>> begin

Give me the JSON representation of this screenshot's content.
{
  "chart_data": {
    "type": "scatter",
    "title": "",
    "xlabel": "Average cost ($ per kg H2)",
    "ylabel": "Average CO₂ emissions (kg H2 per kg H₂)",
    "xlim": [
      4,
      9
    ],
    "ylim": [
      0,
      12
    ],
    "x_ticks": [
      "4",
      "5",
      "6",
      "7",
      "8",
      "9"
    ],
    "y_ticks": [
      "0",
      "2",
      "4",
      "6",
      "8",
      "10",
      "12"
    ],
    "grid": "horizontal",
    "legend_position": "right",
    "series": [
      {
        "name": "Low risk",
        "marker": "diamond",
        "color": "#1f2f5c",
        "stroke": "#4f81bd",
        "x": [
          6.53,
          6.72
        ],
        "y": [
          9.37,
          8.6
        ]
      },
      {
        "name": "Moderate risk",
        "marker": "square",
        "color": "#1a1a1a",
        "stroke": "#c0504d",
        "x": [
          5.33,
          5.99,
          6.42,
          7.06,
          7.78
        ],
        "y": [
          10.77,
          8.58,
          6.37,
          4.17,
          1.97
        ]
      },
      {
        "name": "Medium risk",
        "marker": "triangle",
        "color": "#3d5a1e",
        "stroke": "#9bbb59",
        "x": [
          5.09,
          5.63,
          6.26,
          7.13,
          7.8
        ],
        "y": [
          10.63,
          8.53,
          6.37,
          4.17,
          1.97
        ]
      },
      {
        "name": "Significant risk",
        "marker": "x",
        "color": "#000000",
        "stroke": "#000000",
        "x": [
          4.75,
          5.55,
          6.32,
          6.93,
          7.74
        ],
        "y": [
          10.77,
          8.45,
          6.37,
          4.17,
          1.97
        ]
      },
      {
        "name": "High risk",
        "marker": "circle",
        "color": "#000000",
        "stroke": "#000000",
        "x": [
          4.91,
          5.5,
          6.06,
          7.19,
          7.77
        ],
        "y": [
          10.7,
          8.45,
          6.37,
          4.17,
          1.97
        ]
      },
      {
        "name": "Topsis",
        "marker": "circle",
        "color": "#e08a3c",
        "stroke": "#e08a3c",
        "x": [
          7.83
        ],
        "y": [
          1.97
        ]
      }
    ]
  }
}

>> end

* Given instruction:
Make a verbatim copy of every entry shown above.

* Answer for this exercise:
Give me the JSON representation of this screenshot's content.
{
  "chart_data": {
    "type": "scatter",
    "title": "",
    "xlabel": "Average cost ($ per kg H2)",
    "ylabel": "Average CO₂ emissions (kg H2 per kg H₂)",
    "xlim": [
      4,
      9
    ],
    "ylim": [
      0,
      12
    ],
    "x_ticks": [
      "4",
      "5",
      "6",
      "7",
      "8",
      "9"
    ],
    "y_ticks": [
      "0",
      "2",
      "4",
      "6",
      "8",
      "10",
      "12"
    ],
    "grid": "horizontal",
    "legend_position": "right",
    "series": [
      {
        "name": "Low risk",
        "marker": "diamond",
        "color": "#1f2f5c",
        "stroke": "#4f81bd",
        "x": [
          6.53,
          6.72
        ],
        "y": [
          9.37,
          8.6
        ]
      },
      {
        "name": "Moderate risk",
        "marker": "square",
        "color": "#1a1a1a",
        "stroke": "#c0504d",
        "x": [
          5.33,
          5.99,
          6.42,
          7.06,
          7.78
        ],
        "y": [
          10.77,
          8.58,
          6.37,
          4.17,
          1.97
        ]
      },
      {
        "name": "Medium risk",
        "marker": "triangle",
        "color": "#3d5a1e",
        "stroke": "#9bbb59",
        "x": [
          5.09,
          5.63,
          6.26,
          7.13,
          7.8
        ],
        "y": [
          10.63,
          8.53,
          6.37,
          4.17,
          1.97
        ]
      },
      {
        "name": "Significant risk",
        "marker": "x",
        "color": "#000000",
        "stroke": "#000000",
        "x": [
          4.75,
          5.55,
          6.32,
          6.93,
          7.74
        ],
        "y": [
          10.77,
          8.45,
          6.37,
          4.17,
          1.97
        ]
      },
      {
        "name": "High risk",
        "marker": "circle",
        "color": "#000000",
        "stroke": "#000000",
        "x": [
          4.91,
          5.5,
          6.06,
          7.19,
          7.77
        ],
        "y": [
          10.7,
          8.45,
          6.37,
          4.17,
          1.97
        ]
      },
      {
        "name": "Topsis",
        "marker": "circle",
        "color": "#e08a3c",
        "stroke": "#e08a3c",
        "x": [
          7.83
        ],
        "y": [
          1.97
        ]
      }
    ]
  }
}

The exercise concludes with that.